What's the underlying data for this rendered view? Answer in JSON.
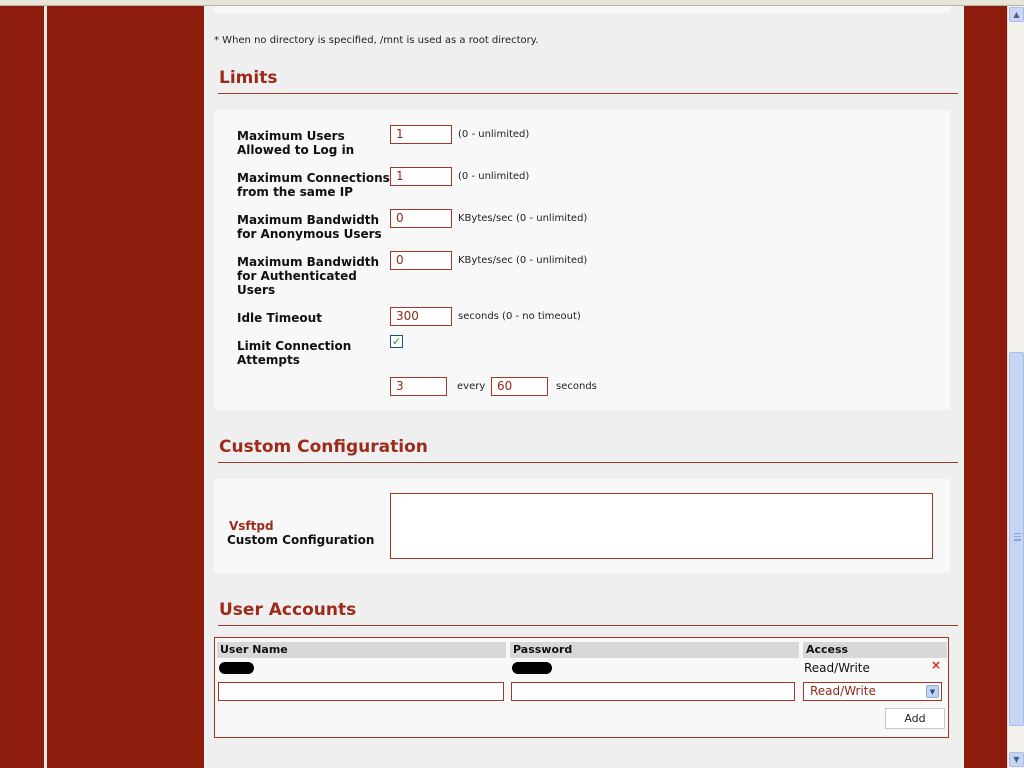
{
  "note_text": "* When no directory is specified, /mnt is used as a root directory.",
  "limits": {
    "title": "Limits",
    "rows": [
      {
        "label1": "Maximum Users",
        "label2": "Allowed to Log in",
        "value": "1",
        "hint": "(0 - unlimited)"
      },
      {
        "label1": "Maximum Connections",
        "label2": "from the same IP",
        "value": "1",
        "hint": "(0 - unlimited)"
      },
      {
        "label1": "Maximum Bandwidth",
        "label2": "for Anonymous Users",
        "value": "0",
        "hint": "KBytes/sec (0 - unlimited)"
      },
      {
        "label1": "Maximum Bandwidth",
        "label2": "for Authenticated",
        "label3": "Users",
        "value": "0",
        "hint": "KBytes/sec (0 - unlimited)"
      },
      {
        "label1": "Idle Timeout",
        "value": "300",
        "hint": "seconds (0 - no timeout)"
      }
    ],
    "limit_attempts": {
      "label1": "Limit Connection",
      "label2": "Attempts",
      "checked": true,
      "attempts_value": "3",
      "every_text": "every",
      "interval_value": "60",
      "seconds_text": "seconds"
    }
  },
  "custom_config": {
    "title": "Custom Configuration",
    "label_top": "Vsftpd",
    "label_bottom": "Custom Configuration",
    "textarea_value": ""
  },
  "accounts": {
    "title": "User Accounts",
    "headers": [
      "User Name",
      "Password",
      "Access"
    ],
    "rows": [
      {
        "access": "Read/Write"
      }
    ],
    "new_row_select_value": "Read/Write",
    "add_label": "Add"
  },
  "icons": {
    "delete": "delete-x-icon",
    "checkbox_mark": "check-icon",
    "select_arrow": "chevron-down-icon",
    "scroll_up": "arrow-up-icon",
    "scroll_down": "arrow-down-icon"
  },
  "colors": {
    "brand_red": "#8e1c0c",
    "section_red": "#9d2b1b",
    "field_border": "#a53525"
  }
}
• • • •
## EXERCISE OBJECTIVE
Transcribe the records above verbatim. Do not carry over any picture.

## ANSWER FOR THE TASK
What's the underlying data for this rendered view? Answer in JSON.
{
  "note_text": "* When no directory is specified, /mnt is used as a root directory.",
  "limits": {
    "title": "Limits",
    "rows": [
      {
        "label1": "Maximum Users",
        "label2": "Allowed to Log in",
        "value": "1",
        "hint": "(0 - unlimited)"
      },
      {
        "label1": "Maximum Connections",
        "label2": "from the same IP",
        "value": "1",
        "hint": "(0 - unlimited)"
      },
      {
        "label1": "Maximum Bandwidth",
        "label2": "for Anonymous Users",
        "value": "0",
        "hint": "KBytes/sec (0 - unlimited)"
      },
      {
        "label1": "Maximum Bandwidth",
        "label2": "for Authenticated",
        "label3": "Users",
        "value": "0",
        "hint": "KBytes/sec (0 - unlimited)"
      },
      {
        "label1": "Idle Timeout",
        "value": "300",
        "hint": "seconds (0 - no timeout)"
      }
    ],
    "limit_attempts": {
      "label1": "Limit Connection",
      "label2": "Attempts",
      "checked": true,
      "attempts_value": "3",
      "every_text": "every",
      "interval_value": "60",
      "seconds_text": "seconds"
    }
  },
  "custom_config": {
    "title": "Custom Configuration",
    "label_top": "Vsftpd",
    "label_bottom": "Custom Configuration",
    "textarea_value": ""
  },
  "accounts": {
    "title": "User Accounts",
    "headers": [
      "User Name",
      "Password",
      "Access"
    ],
    "rows": [
      {
        "access": "Read/Write"
      }
    ],
    "new_row_select_value": "Read/Write",
    "add_label": "Add"
  },
  "icons": {
    "delete": "delete-x-icon",
    "checkbox_mark": "check-icon",
    "select_arrow": "chevron-down-icon",
    "scroll_up": "arrow-up-icon",
    "scroll_down": "arrow-down-icon"
  },
  "colors": {
    "brand_red": "#8e1c0c",
    "section_red": "#9d2b1b",
    "field_border": "#a53525"
  }
}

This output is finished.